Problemas y tareas:
- A) Según el texto sobre el glifosato, ¿con qué cosas equipara la IARC su peligrosidad? Enumérelas todas.
- B) Escriba la continuación del texto sobre el glifosato a partir de su última oración.

---------- Pasaje seleccionado

Una campaña de desprestigio, basada en un solo estudio realizado por la IARC (Agencia Internacional sobre el Cáncer), que marcaba al herbicida como “probablemente cancerígeno” y que ha sido utilizado para fundamentar los vínculos entre el herbicida y el cáncer y hasta relacionarlo con las malformaciones congénitas. Algo que no solo no ha sido probado por la ciencia, tras más de 200 estudios que no han encontrado evidencia de dichas acusaciones, sino que además, ha sido demostrado que la IARC editó intencionalmente su informe, eliminando aquellas evidencias que no encontraban vínculo entre el glifosato y el cáncer en seres humanos.
Por supuesto, aquellos que levantan las pancartas contra el glifosato, olvidan de mencionar que el estudio de la IARC ha quedado desestimado y también evitan mencionar que según dicha agencia, el glifosato es igual de peligroso que el mate, las carnes rojas y hasta los teléfonos celulares. A pesar de dichas contradicciones, en diferentes municipalidades han logrado prohibir el herbicida y las medidas se están volviendo cada vez más extensivas.
Un lujo caro
Privarle a los productores de sus principales herramientas de trabajo tiene una consecuencia directa y sumamente negativa para la industria. Un lujo que el sector no se puede permitir, tras las crisis que viene sorteando. Prohibir herramientas tan útiles como los agroquímicos, sería reducir la producción de una manera considerable, generando grandes pérdidas económicas. Esta actitud restrictiva que sigue ganando terreno, es una amenaza para el progreso del agro argentino. Una actitud, que no coincide con las necesidades del sector y que además, pone en riesgo su estabilidad. Es por eso que el campo necesita innovar. Como cualquier otro sector, el agro argentino no puede quedarse fuera de esta tendencia mundial, de incorporar tecnologías para mejorar sus prácticas. No se trata de seguir la corriente, sino más bien de aprovechar un medio útil para el incremento de las capacidades y el refuerzo de los recursos actuales.
Hay un desafío establecido y es el de aumentar la productividad del sector agropecuario. La incorporación de nuevas tecnologías, como así también el mantenimiento de las herramientas claves para la producción, permitirán mejorar el rendimiento y, a su vez, reducir los costos.

--------------------
---------- Extractos de datos

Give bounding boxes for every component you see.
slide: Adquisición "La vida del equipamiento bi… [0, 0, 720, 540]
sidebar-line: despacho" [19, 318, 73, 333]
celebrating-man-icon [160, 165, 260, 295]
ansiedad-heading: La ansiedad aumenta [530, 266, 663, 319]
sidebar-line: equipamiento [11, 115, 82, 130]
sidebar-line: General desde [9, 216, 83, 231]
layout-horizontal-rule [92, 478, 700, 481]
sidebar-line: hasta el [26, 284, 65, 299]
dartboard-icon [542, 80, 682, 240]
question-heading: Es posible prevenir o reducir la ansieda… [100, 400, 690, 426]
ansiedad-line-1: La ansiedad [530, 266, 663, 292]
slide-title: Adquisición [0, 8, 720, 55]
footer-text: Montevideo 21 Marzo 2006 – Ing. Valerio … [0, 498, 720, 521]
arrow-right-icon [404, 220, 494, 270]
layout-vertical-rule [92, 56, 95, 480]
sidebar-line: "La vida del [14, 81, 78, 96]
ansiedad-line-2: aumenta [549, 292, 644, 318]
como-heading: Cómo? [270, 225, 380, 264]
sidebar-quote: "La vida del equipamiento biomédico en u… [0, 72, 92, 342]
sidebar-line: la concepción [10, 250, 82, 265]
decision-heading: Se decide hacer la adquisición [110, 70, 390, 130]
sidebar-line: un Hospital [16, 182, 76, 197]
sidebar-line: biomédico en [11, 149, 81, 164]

--------------------

Respuestas por tarea:
- A) El mate, las carnes rojas y los teléfonos celulares.

- B)
La eficiencia productiva es un factor que no debe desestimarse. Sobretodo teniendo en cuenta los numerosos obstáculos que se presentan año tras año, poniendo en juego el rendimiento del sector. Cabe destacar además, que el agro argentino ocupa un lugar indiscutible en el seno de la economía del país. Por lo que, cualquier tormenta que atraviese la industria, quebranta también la estabilidad económica del país. Subestimar el rol de los productores, imponiendo restricciones sin fundamentos y limitando el acceso a sus propias herramientas de trabajo, es una actitud riesgosa.
En lugar de prohibir las herramientas de trabajo, cuyos supuestos efectos perjudiciales para la salud, no han sido comprobados, resulta indispensable que se tomen decisiones bajo criterios científicos y que contribuyan al crecimiento del sector. Por ejemplo, en vez de exigir la prohibición del glifosato, bien se podría reclamar la incorporación de herramientas y equipos de precisión digital para facilitar la aplicación de fitosanitarios. Esto permitiría limitar los pesticidas a lugares precisos, en lugar de pulverizar superficies enteras. Lo que a su vez significa reducir el impacto ambiental de las prácticas agrícolas. La modernización del agro es indispensable para poder hacer frente a los nuevos desafíos. Argentina va en buen camino, pero no debe dejarse doblegar por aquellos que priorizan sus propios intereses, por encima del bien del país.